DIRECTION: Copy out every line containing the word "الهمزة".

SOURCE DATA:

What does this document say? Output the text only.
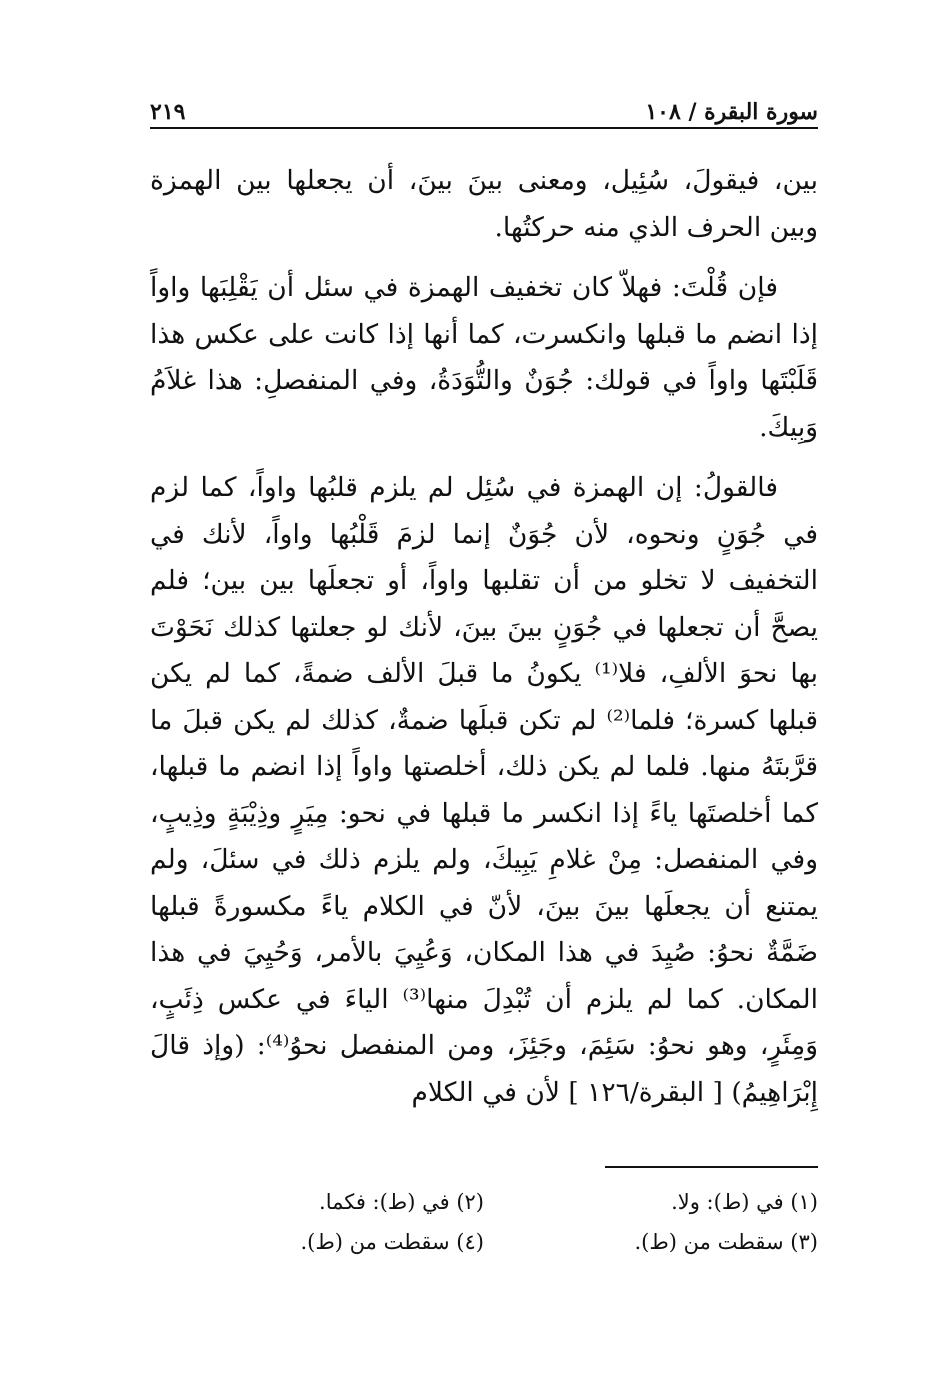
سورة البقرة / ١٠٨
٢١٩

بين، فيقولَ، سُئِيل، ومعنى بينَ بينَ، أن يجعلها بين الهمزة وبين الحرف الذي منه حركتُها.

فإن قُلْتَ: فهلاّ كان تخفيف الهمزة في سئل أن يَقْلِبَها واواً إذا انضم ما قبلها وانكسرت، كما أنها إذا كانت على عكس هذا قَلَبْتَها واواً في قولك: جُوَنٌ والتُّوَدَةُ، وفي المنفصلِ: هذا غلاَمُ وَبِيكَ.

فالقولُ: إن الهمزة في سُئِل لم يلزم قلبُها واواً، كما لزم في جُوَنٍ ونحوه، لأن جُوَنٌ إنما لزمَ قَلْبُها واواً، لأنك في التخفيف لا تخلو من أن تقلبها واواً، أو تجعلَها بين بين؛ فلم يصحَّ أن تجعلها في جُوَنٍ بينَ بينَ، لأنك لو جعلتها كذلك نَحَوْتَ بها نحوَ الألفِ، فلا⁽¹⁾ يكونُ ما قبلَ الألف ضمةً، كما لم يكن قبلها كسرة؛ فلما⁽²⁾ لم تكن قبلَها ضمةٌ، كذلك لم يكن قبلَ ما قرَّبتَهُ منها. فلما لم يكن ذلك، أخلصتها واواً إذا انضم ما قبلها، كما أخلصتَها ياءً إذا انكسر ما قبلها في نحو: مِيَرٍ وذِيْبَةٍ وذِيبٍ، وفي المنفصل: مِنْ غلامِ يَبِيكَ، ولم يلزم ذلك في سئلَ، ولم يمتنع أن يجعلَها بينَ بينَ، لأنّ في الكلام ياءً مكسورةً قبلها ضَمَّةٌ نحوُ: صُيِدَ في هذا المكان، وَعُيِيَ بالأمر، وَحُيِيَ في هذا المكان. كما لم يلزم أن تُبْدِلَ منها⁽³⁾ الياءَ في عكس ذِئَبٍ، وَمِئَرٍ، وهو نحوُ: سَئِمَ، وجَئِزَ، ومن المنفصل نحوُ⁽⁴⁾: (وإذ قالَ إِبْرَاهِيمُ) [ البقرة/١٢٦ ] لأن في الكلام

(١) في (ط): ولا.
(٢) في (ط): فكما.
(٣) سقطت من (ط).
(٤) سقطت من (ط).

OUTPUT FOR THIS EXERCISE:
بين، فيقولَ، سُئِيل، ومعنى بينَ بينَ، أن يجعلها بين الهمزة وبين الحرف الذي منه حركتُها.
فإن قُلْتَ: فهلاّ كان تخفيف الهمزة في سئل أن يَقْلِبَها واواً إذا انضم ما قبلها وانكسرت، كما أنها إذا كانت على عكس هذا قَلَبْتَها واواً في قولك: جُوَنٌ والتُّوَدَةُ، وفي المنفصلِ: هذا غلاَمُ وَبِيكَ.
فالقولُ: إن الهمزة في سُئِل لم يلزم قلبُها واواً، كما لزم في جُوَنٍ ونحوه، لأن جُوَنٌ إنما لزمَ قَلْبُها واواً، لأنك في التخفيف لا تخلو من أن تقلبها واواً، أو تجعلَها بين بين؛ فلم يصحَّ أن تجعلها في جُوَنٍ بينَ بينَ، لأنك لو جعلتها كذلك نَحَوْتَ بها نحوَ الألفِ، فلا⁽¹⁾ يكونُ ما قبلَ الألف ضمةً، كما لم يكن قبلها كسرة؛ فلما⁽²⁾ لم تكن قبلَها ضمةٌ، كذلك لم يكن قبلَ ما قرَّبتَهُ منها. فلما لم يكن ذلك، أخلصتها واواً إذا انضم ما قبلها، كما أخلصتَها ياءً إذا انكسر ما قبلها في نحو: مِيَرٍ وذِيْبَةٍ وذِيبٍ، وفي المنفصل: مِنْ غلامِ يَبِيكَ، ولم يلزم ذلك في سئلَ، ولم يمتنع أن يجعلَها بينَ بينَ، لأنّ في الكلام ياءً مكسورةً قبلها ضَمَّةٌ نحوُ: صُيِدَ في هذا المكان، وَعُيِيَ بالأمر، وَحُيِيَ في هذا المكان. كما لم يلزم أن تُبْدِلَ منها⁽³⁾ الياءَ في عكس ذِئَبٍ، وَمِئَرٍ، وهو نحوُ: سَئِمَ، وجَئِزَ، ومن المنفصل نحوُ⁽⁴⁾: (وإذ قالَ إِبْرَاهِيمُ) [ البقرة/١٢٦ ] لأن في الكلام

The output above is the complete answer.